[CHALLENGE]:
Report each line of the data that has "Surface" somewhere in it.

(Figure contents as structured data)
-- begin --
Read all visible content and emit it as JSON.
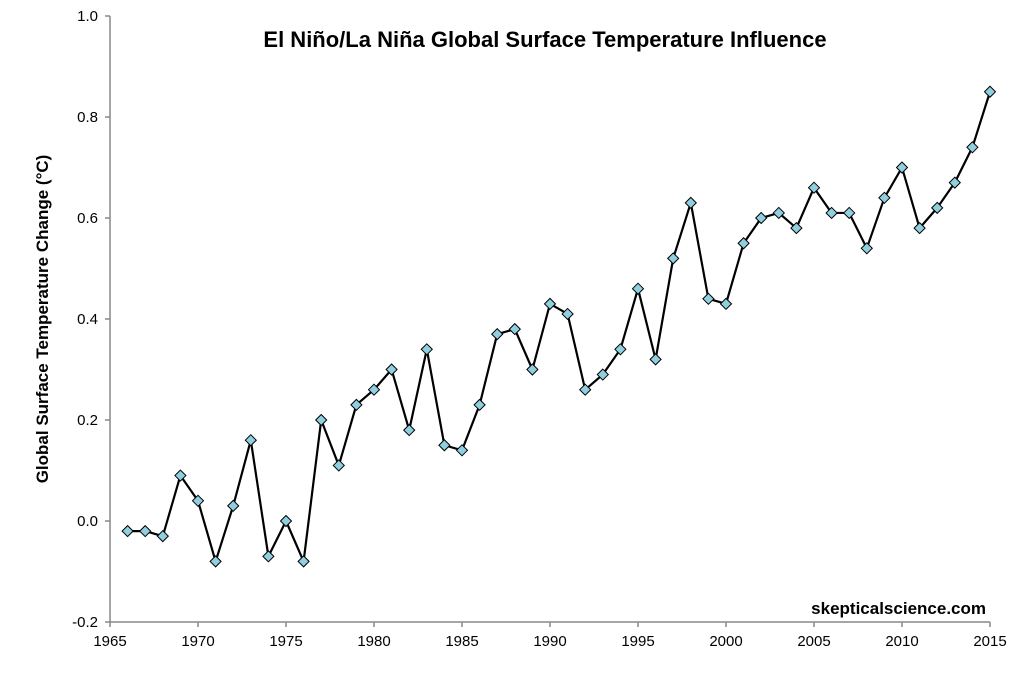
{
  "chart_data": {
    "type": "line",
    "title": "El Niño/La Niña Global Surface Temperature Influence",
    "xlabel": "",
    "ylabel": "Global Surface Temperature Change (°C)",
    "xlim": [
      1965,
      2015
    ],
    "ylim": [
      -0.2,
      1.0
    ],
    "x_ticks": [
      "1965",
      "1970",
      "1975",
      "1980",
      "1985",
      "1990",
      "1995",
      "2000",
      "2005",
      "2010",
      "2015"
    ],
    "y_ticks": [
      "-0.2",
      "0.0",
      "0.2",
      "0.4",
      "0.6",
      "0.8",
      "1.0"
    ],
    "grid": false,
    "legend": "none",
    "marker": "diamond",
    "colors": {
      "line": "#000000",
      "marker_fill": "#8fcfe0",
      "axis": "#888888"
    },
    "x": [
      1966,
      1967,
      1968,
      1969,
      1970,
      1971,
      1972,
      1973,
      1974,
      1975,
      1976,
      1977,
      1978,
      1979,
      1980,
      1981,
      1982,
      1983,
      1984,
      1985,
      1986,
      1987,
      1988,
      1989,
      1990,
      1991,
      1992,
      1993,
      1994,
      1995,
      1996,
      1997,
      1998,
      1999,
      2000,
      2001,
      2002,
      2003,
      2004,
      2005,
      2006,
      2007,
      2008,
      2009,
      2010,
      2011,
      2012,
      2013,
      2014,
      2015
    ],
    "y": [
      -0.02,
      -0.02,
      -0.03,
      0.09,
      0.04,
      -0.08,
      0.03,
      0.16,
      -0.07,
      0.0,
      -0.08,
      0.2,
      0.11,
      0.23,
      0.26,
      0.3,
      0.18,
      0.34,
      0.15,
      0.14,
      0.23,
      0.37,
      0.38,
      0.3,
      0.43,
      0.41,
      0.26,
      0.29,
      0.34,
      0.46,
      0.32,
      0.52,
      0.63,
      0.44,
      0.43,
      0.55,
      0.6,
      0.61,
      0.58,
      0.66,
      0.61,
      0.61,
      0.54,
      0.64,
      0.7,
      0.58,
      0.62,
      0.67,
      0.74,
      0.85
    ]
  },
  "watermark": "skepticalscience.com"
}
-- end --
[TASK RESULT]:
    "title": "El Niño/La Niña Global Surface Temperature Influence",
    "ylabel": "Global Surface Temperature Change (°C)",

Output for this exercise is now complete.